Given request
Write out each line in which the string "MANAGEMENT" is present.

Supplied data
— begin —
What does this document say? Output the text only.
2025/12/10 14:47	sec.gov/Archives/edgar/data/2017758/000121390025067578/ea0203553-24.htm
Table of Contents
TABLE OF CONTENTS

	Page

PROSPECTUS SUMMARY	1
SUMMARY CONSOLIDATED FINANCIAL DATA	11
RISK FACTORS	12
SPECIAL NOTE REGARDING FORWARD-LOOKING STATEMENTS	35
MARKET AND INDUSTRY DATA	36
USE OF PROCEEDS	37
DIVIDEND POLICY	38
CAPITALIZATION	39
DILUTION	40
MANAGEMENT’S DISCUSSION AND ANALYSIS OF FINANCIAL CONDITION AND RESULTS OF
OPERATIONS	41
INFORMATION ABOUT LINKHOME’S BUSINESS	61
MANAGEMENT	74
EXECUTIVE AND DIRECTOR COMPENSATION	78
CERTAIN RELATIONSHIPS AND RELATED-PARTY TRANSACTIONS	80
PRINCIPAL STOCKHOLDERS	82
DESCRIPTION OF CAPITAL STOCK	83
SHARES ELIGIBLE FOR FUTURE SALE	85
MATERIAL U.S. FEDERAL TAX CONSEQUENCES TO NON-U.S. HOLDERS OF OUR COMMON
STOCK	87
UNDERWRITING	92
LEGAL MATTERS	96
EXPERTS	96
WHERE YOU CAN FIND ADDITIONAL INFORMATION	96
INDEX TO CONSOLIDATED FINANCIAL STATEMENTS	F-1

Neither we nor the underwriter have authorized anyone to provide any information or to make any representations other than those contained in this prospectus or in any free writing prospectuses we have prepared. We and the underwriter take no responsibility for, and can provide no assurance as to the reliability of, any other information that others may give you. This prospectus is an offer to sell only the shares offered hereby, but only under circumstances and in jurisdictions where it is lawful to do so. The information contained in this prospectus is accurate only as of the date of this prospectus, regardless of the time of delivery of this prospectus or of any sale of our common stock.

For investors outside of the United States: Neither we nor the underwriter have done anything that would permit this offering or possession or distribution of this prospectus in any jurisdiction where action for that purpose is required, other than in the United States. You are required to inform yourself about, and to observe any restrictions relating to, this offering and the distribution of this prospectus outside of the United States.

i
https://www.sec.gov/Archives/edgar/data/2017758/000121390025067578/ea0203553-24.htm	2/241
— end —
— begin —
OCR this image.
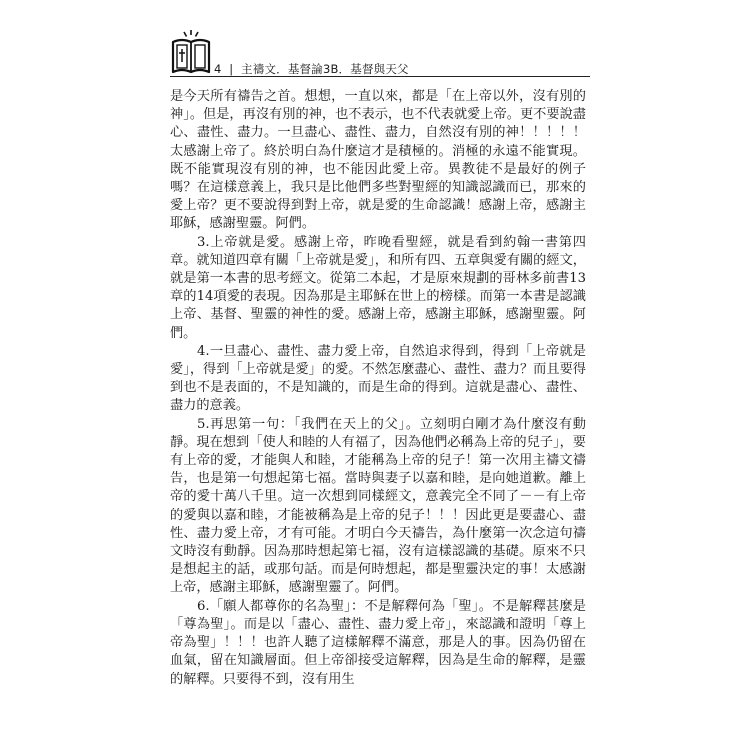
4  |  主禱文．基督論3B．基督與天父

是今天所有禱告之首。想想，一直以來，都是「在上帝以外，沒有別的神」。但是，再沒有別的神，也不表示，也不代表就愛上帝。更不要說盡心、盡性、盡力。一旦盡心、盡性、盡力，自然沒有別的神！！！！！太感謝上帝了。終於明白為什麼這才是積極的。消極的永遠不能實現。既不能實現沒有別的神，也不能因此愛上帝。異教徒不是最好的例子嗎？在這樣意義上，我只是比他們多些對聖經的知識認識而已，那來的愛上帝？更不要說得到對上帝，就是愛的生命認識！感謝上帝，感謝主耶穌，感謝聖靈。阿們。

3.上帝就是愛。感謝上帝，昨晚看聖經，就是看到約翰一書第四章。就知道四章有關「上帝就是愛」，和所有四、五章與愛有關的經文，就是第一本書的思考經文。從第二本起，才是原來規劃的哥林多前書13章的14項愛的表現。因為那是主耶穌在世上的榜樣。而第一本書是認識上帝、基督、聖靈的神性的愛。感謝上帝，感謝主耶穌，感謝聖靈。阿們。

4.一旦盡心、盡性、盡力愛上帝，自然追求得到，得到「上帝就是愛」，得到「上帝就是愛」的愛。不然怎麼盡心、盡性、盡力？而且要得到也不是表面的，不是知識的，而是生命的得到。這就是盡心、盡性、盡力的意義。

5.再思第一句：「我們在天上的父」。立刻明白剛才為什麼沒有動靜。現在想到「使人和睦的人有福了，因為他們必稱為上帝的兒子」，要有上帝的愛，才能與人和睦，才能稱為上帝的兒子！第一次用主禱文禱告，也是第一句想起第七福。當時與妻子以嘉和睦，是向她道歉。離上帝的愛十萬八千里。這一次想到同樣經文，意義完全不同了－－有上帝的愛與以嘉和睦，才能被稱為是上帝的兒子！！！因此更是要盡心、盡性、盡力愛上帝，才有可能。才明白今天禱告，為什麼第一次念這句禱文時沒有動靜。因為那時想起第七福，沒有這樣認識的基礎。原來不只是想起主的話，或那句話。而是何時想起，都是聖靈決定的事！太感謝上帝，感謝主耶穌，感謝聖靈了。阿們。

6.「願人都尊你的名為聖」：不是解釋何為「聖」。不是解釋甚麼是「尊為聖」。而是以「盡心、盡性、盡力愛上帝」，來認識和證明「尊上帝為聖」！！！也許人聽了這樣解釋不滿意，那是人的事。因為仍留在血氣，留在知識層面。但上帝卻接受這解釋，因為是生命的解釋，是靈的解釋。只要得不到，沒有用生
— end —
Solution to this task
MANAGEMENT’S DISCUSSION AND ANALYSIS OF FINANCIAL CONDITION AND RESULTS OF
MANAGEMENT	74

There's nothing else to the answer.